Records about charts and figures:
....................

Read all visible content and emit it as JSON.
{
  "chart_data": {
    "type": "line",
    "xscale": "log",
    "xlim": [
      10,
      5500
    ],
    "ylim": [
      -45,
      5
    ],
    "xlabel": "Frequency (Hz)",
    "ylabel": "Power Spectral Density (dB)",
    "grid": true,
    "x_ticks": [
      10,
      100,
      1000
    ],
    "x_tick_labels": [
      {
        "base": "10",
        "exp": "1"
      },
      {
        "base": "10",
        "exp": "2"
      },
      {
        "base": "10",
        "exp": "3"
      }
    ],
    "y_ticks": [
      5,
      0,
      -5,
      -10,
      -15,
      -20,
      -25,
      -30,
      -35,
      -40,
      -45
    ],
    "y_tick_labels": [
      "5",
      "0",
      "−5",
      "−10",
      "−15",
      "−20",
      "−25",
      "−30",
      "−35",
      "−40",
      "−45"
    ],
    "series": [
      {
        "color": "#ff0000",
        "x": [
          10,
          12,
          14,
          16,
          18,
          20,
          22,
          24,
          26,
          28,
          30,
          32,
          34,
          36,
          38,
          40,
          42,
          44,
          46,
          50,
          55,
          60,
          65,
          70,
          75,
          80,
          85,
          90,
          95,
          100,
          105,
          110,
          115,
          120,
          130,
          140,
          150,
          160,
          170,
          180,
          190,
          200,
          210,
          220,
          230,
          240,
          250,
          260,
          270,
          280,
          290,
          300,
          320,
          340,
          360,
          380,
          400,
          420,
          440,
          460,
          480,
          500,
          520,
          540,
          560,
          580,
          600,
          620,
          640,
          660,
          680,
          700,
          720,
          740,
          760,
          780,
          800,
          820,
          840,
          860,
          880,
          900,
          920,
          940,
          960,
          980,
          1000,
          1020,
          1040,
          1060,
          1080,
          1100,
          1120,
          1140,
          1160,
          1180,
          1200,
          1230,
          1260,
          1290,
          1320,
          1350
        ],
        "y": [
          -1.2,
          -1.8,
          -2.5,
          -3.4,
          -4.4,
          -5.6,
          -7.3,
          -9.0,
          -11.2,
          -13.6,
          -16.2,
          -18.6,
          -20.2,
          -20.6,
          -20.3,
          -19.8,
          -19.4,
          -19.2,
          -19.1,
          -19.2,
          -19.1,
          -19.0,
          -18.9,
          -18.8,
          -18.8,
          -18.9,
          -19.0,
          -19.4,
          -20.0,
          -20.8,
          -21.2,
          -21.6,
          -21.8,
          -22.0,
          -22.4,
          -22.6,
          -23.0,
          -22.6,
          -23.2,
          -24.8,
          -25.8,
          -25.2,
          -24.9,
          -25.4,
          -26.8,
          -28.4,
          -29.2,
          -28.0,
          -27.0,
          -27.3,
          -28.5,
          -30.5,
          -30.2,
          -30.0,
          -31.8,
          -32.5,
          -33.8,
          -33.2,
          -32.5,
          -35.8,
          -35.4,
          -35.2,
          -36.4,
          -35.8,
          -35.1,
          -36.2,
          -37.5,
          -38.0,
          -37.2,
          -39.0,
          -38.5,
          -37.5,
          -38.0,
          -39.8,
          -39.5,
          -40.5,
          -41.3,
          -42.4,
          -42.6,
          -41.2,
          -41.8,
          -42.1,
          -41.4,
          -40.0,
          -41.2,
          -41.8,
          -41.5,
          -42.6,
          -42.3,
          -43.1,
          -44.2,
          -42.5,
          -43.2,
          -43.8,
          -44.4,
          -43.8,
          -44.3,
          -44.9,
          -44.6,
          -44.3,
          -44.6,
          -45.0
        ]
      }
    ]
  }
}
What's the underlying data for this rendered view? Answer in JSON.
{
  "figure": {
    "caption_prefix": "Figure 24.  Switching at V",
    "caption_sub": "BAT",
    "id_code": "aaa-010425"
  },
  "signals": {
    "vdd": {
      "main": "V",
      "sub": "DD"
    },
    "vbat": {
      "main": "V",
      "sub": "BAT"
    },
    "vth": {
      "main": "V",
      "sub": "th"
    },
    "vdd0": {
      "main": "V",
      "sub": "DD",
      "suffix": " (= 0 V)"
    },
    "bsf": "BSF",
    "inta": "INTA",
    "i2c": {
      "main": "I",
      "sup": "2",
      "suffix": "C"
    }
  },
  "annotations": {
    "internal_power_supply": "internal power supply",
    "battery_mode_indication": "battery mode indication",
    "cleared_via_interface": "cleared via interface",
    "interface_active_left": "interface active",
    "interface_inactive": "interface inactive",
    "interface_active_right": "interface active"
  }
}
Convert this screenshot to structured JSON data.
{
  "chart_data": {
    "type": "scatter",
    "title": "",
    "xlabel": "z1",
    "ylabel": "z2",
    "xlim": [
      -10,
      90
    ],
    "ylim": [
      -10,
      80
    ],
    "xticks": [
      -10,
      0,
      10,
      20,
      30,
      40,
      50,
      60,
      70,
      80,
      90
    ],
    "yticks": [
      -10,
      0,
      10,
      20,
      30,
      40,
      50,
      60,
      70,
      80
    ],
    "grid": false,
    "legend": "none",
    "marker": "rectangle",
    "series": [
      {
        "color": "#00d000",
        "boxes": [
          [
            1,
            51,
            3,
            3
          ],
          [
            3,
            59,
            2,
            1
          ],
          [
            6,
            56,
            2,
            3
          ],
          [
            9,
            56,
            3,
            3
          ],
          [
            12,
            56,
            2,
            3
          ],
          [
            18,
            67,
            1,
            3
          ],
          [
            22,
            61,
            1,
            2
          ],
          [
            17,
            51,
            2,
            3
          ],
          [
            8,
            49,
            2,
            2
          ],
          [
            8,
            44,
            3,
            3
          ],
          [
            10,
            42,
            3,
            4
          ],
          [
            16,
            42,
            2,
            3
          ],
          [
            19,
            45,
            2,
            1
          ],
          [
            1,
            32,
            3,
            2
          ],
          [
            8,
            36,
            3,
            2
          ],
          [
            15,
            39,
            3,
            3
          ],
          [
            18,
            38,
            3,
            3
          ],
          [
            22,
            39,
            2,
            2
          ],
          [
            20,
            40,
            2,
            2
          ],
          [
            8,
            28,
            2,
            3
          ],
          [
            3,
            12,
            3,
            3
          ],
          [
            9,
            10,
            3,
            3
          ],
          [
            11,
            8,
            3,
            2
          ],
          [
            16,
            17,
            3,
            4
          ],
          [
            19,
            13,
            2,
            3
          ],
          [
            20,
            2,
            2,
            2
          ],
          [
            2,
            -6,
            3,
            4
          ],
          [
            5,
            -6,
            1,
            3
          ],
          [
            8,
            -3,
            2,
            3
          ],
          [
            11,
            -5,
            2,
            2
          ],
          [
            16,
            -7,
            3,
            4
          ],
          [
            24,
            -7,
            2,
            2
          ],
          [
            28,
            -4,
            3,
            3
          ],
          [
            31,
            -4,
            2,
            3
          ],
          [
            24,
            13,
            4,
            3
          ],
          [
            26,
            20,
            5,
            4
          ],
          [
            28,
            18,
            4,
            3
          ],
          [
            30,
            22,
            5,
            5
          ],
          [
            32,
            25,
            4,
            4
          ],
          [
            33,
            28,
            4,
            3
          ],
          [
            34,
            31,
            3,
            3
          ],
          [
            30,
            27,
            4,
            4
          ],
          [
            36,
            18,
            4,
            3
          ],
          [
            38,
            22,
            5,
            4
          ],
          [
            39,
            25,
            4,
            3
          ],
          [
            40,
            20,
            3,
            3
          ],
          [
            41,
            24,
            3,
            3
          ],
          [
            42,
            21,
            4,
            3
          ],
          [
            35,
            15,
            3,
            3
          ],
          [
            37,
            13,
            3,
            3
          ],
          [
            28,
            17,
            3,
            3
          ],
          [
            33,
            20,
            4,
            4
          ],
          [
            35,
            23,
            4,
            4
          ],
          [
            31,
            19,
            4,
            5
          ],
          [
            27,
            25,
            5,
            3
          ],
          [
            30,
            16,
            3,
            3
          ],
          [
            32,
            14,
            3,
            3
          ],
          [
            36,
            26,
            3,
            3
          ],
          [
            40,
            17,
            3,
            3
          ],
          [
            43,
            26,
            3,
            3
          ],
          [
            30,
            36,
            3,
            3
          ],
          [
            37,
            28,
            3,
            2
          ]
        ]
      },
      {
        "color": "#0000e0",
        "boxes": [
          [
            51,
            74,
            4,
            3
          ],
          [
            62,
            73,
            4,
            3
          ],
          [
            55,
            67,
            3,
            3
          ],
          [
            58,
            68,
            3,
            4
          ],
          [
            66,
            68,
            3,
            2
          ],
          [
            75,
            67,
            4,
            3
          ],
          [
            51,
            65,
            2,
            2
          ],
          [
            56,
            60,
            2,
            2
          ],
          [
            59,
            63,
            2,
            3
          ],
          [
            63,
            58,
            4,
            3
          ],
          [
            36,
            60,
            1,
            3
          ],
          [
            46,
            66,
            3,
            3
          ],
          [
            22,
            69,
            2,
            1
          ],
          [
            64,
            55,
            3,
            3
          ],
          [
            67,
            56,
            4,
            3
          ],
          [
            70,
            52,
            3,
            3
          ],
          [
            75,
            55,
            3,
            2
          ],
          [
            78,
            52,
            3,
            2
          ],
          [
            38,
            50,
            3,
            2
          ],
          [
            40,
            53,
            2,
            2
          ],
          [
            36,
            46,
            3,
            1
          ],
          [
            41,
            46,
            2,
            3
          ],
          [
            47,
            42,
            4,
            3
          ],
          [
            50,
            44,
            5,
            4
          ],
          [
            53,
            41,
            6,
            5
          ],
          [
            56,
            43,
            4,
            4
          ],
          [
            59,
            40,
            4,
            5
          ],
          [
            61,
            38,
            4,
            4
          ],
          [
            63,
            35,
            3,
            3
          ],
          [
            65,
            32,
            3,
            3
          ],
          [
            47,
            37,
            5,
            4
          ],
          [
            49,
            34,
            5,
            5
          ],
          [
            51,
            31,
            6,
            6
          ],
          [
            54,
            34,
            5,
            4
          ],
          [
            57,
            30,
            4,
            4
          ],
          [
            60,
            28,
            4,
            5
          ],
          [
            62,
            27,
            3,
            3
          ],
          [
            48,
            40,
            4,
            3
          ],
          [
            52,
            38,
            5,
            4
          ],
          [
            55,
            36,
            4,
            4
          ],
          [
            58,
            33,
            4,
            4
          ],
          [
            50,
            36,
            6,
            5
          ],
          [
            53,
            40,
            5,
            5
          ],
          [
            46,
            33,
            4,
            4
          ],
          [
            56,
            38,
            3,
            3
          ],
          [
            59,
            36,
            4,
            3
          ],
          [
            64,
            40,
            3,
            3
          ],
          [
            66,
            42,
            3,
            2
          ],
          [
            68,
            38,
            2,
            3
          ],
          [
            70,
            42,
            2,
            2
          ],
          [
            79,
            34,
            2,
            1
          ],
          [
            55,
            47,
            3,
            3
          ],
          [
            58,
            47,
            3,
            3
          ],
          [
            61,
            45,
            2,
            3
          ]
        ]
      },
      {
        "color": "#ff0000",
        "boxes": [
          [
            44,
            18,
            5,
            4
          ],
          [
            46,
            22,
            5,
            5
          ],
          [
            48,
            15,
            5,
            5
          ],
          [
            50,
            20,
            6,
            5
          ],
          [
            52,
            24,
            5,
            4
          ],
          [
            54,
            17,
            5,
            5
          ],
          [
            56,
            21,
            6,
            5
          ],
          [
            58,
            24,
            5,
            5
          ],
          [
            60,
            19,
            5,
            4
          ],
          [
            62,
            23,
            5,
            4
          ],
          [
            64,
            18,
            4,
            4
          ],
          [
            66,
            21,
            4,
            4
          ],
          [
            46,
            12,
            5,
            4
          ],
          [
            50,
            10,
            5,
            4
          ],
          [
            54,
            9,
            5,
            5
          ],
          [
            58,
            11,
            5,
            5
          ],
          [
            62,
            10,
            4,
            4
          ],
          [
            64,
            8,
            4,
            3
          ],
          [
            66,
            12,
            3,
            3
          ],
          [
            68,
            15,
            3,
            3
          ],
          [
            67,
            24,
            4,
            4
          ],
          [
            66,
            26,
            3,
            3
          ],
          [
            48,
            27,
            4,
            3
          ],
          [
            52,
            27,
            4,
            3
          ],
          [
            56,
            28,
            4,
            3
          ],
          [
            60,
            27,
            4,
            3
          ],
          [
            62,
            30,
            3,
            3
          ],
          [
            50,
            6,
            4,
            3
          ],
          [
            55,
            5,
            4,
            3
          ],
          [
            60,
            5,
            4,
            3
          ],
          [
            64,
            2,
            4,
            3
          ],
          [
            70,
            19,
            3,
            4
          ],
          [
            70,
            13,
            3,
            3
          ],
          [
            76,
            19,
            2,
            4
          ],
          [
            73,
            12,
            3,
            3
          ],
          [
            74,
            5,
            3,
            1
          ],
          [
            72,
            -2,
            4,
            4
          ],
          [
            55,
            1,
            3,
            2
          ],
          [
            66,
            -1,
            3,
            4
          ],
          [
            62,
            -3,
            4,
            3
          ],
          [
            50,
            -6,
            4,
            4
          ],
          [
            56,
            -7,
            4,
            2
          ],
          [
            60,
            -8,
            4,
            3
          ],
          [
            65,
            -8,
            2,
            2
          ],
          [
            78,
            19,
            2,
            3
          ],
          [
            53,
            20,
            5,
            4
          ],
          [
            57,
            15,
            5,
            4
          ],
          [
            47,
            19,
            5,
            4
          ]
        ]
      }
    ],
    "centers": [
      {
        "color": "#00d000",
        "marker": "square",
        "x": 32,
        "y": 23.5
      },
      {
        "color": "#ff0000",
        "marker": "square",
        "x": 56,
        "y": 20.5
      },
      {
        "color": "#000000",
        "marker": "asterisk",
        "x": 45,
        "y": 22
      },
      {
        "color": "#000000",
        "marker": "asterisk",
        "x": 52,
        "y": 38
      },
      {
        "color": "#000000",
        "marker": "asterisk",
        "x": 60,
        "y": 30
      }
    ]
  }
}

....................

◆ **Exercise directions**
Identify the lines above with the word "interface". Copy them.

◆ **Solution**
    "cleared_via_interface": "cleared via interface",
    "interface_active_left": "interface active",
    "interface_inactive": "interface inactive",
    "interface_active_right": "interface active"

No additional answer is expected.